**Records supplied:**
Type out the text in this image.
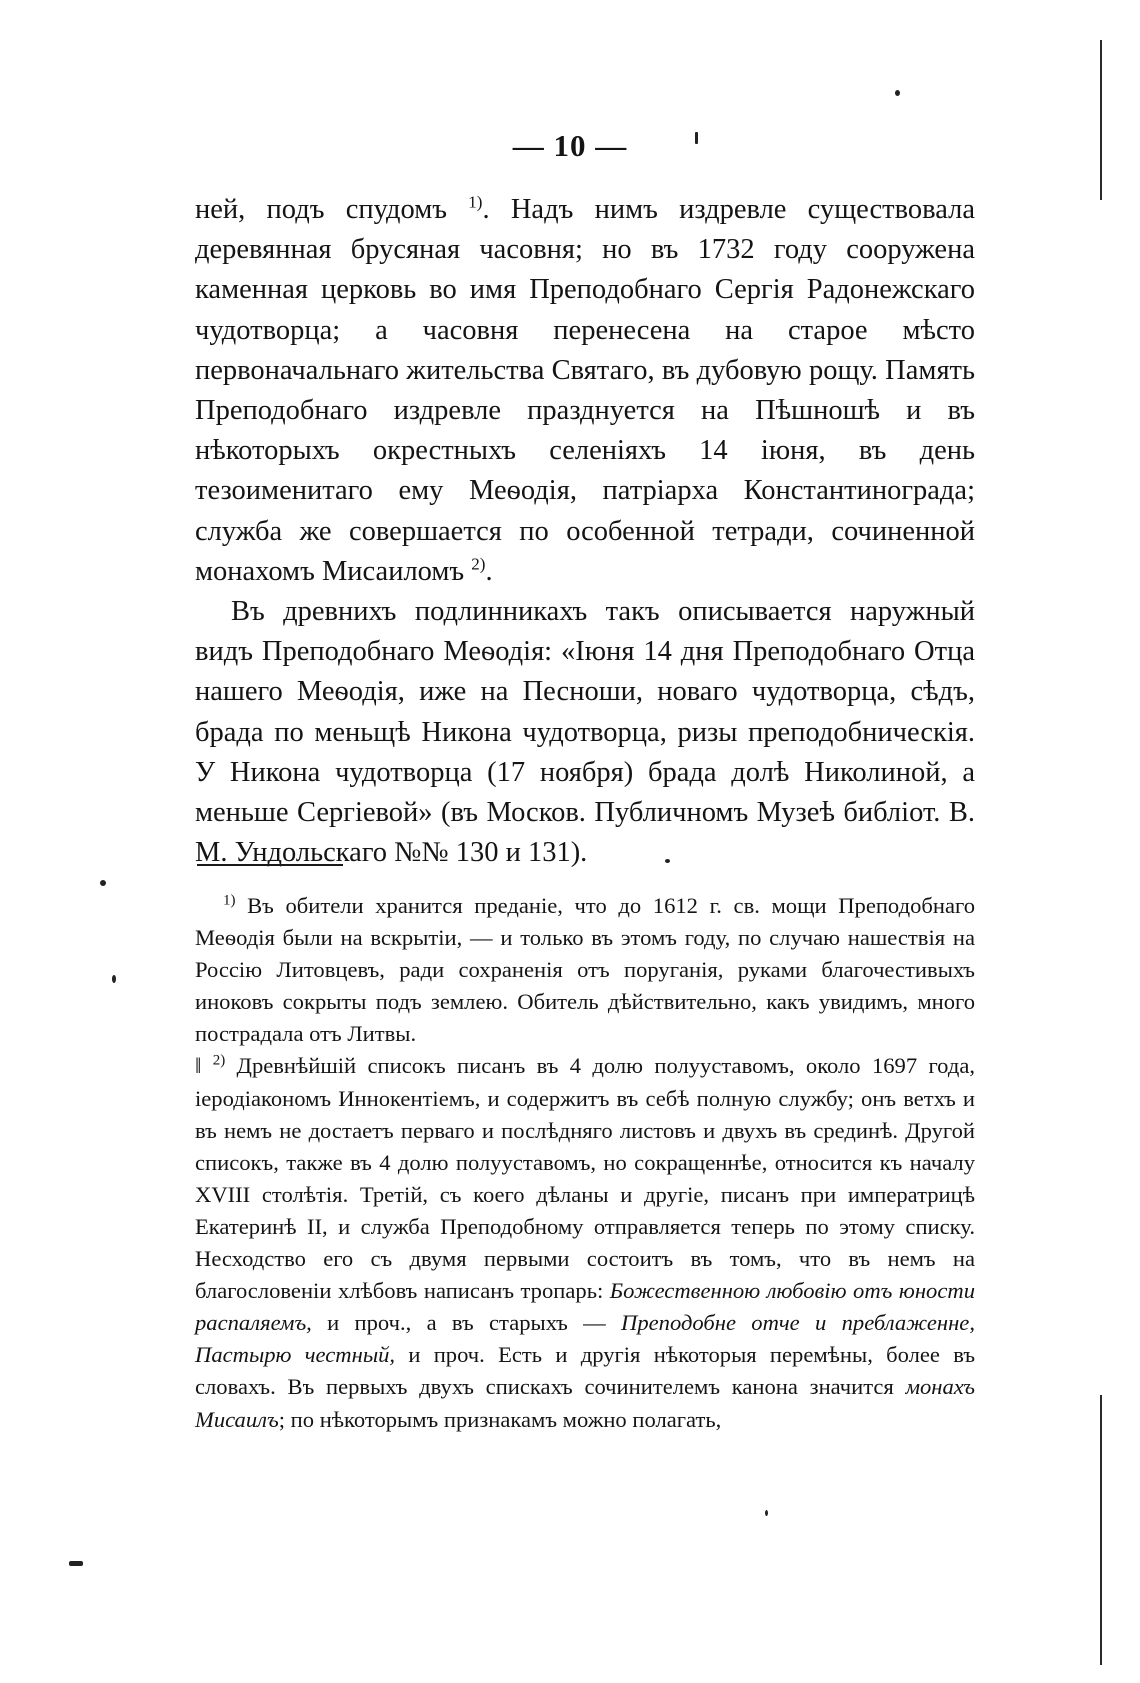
— 10 —

ней, подъ спудомъ $^{1)}$. Надъ нимъ издревле существовала деревянная брусяная часовня; но въ 1732 году сооружена каменная церковь во имя Преподобнаго Сергія Радонежскаго чудотворца; а часовня перенесена на старое мѣсто первоначальнаго жительства Святаго, въ дубовую рощу. Память Преподобнаго издревле празднуется на Пѣшношѣ и въ нѣкоторыхъ окрестныхъ селеніяхъ 14 іюня, въ день тезоименитаго ему Меѳодія, патріарха Константинограда; служба же совершается по особенной тетради, сочиненной монахомъ Мисаиломъ $^{2)}$.

Въ древнихъ подлинникахъ такъ описывается наружный видъ Преподобнаго Меѳодія: «Іюня 14 дня Преподобнаго Отца нашего Меѳодія, иже на Песноши, новаго чудотворца, сѣдъ, брада по меньщѣ Никона чудотворца, ризы преподобническія. У Никона чудотворца (17 ноября) брада долѣ Николиной, а меньше Сергіевой» (въ Москов. Публичномъ Музеѣ библіот. В. М. Ундольскаго №№ 130 и 131).

$^{1)}$ Въ обители хранится преданіе, что до 1612 г. св. мощи Преподобнаго Меѳодія были на вскрытіи, — и только въ этомъ году, по случаю нашествія на Россію Литовцевъ, ради сохраненія отъ поруганія, руками благочестивыхъ иноковъ сокрыты подъ землею. Обитель дѣйствительно, какъ увидимъ, много пострадала отъ Литвы.

‖ $^{2)}$ Древнѣйшій списокъ писанъ въ 4 долю полууставомъ, около 1697 года, іеродіакономъ Иннокентіемъ, и содержитъ въ себѣ полную службу; онъ ветхъ и въ немъ не достаетъ перваго и послѣдняго листовъ и двухъ въ срединѣ. Другой списокъ, также въ 4 долю полууставомъ, но сокращеннѣе, относится къ началу XVIII столѣтія. Третій, съ коего дѣланы и другіе, писанъ при императрицѣ Екатеринѣ II, и служба Преподобному отправляется теперь по этому списку. Несходство его съ двумя первыми состоитъ въ томъ, что въ немъ на благословеніи хлѣбовъ написанъ тропарь: Божественною любовію отъ юности распаляемъ, и проч., а въ старыхъ — Преподобне отче и преблаженне, Пастырю честный, и проч. Есть и другія нѣкоторыя перемѣны, более въ словахъ. Въ первыхъ двухъ спискахъ сочинителемъ канона значится монахъ Мисаилъ; по нѣкоторымъ признакамъ можно полагать,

**Set problem:** Omit the pictures. Output every record above word for word.

**Task answer:**
Type out the text in this image.
— 10 —

ней, подъ спудомъ $^{1)}$. Надъ нимъ издревле существовала деревянная брусяная часовня; но въ 1732 году сооружена каменная церковь во имя Преподобнаго Сергія Радонежскаго чудотворца; а часовня перенесена на старое мѣсто первоначальнаго жительства Святаго, въ дубовую рощу. Память Преподобнаго издревле празднуется на Пѣшношѣ и въ нѣкоторыхъ окрестныхъ селеніяхъ 14 іюня, въ день тезоименитаго ему Меѳодія, патріарха Константинограда; служба же совершается по особенной тетради, сочиненной монахомъ Мисаиломъ $^{2)}$.

Въ древнихъ подлинникахъ такъ описывается наружный видъ Преподобнаго Меѳодія: «Іюня 14 дня Преподобнаго Отца нашего Меѳодія, иже на Песноши, новаго чудотворца, сѣдъ, брада по меньщѣ Никона чудотворца, ризы преподобническія. У Никона чудотворца (17 ноября) брада долѣ Николиной, а меньше Сергіевой» (въ Москов. Публичномъ Музеѣ библіот. В. М. Ундольскаго №№ 130 и 131).

$^{1)}$ Въ обители хранится преданіе, что до 1612 г. св. мощи Преподобнаго Меѳодія были на вскрытіи, — и только въ этомъ году, по случаю нашествія на Россію Литовцевъ, ради сохраненія отъ поруганія, руками благочестивыхъ иноковъ сокрыты подъ землею. Обитель дѣйствительно, какъ увидимъ, много пострадала отъ Литвы.

‖ $^{2)}$ Древнѣйшій списокъ писанъ въ 4 долю полууставомъ, около 1697 года, іеродіакономъ Иннокентіемъ, и содержитъ въ себѣ полную службу; онъ ветхъ и въ немъ не достаетъ перваго и послѣдняго листовъ и двухъ въ срединѣ. Другой списокъ, также въ 4 долю полууставомъ, но сокращеннѣе, относится къ началу XVIII столѣтія. Третій, съ коего дѣланы и другіе, писанъ при императрицѣ Екатеринѣ II, и служба Преподобному отправляется теперь по этому списку. Несходство его съ двумя первыми состоитъ въ томъ, что въ немъ на благословеніи хлѣбовъ написанъ тропарь: Божественною любовію отъ юности распаляемъ, и проч., а въ старыхъ — Преподобне отче и преблаженне, Пастырю честный, и проч. Есть и другія нѣкоторыя перемѣны, более въ словахъ. Въ первыхъ двухъ спискахъ сочинителемъ канона значится монахъ Мисаилъ; по нѣкоторымъ признакамъ можно полагать,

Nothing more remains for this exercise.